▶ [The request] Copy every line in the records below that contains the word "dans".

▶ [Given records]
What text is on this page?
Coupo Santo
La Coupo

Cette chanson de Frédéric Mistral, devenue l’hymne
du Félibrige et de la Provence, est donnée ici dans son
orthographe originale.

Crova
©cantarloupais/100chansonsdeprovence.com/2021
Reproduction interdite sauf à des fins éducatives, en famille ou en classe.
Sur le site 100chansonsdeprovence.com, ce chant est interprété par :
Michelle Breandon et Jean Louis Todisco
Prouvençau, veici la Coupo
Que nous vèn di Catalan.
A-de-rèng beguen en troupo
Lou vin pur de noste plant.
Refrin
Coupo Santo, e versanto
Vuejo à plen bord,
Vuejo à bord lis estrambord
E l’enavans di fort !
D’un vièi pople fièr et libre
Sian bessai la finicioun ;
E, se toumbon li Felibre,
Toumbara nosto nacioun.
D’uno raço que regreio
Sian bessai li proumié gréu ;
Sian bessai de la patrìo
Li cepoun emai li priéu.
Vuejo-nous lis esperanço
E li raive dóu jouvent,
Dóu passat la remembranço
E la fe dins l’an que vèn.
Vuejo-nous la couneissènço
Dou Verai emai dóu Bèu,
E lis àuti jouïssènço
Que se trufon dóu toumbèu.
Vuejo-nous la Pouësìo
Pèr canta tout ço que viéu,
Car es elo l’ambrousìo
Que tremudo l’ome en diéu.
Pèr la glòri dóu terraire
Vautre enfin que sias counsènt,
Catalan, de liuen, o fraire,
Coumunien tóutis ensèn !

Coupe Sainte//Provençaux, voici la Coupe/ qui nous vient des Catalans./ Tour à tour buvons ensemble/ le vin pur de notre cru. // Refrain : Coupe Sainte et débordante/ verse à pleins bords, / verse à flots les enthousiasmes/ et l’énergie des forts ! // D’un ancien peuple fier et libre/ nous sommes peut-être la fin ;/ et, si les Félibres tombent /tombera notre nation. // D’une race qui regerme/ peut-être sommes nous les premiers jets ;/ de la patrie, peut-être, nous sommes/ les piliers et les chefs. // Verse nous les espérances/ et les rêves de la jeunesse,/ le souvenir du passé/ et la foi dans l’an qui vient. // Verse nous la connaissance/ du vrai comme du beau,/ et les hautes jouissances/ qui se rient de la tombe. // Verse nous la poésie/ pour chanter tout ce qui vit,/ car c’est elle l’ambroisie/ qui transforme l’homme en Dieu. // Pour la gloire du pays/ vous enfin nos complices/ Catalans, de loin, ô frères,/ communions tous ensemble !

▶ [Expected answer]
du Félibrige et de la Provence, est donnée ici dans son
Coupe Sainte//Provençaux, voici la Coupe/ qui nous vient des Catalans./ Tour à tour buvons ensemble/ le vin pur de notre cru. // Refrain : Coupe Sainte et débordante/ verse à pleins bords, / verse à flots les enthousiasmes/ et l’énergie des forts ! // D’un ancien peuple fier et libre/ nous sommes peut-être la fin ;/ et, si les Félibres tombent /tombera notre nation. // D’une race qui regerme/ peut-être sommes nous les premiers jets ;/ de la patrie, peut-être, nous sommes/ les piliers et les chefs. // Verse nous les espérances/ et les rêves de la jeunesse,/ le souvenir du passé/ et la foi dans l’an qui vient. // Verse nous la connaissance/ du vrai comme du beau,/ et les hautes jouissances/ qui se rient de la tombe. // Verse nous la poésie/ pour chanter tout ce qui vit,/ car c’est elle l’ambroisie/ qui transforme l’homme en Dieu. // Pour la gloire du pays/ vous enfin nos complices/ Catalans, de loin, ô frères,/ communions tous ensemble !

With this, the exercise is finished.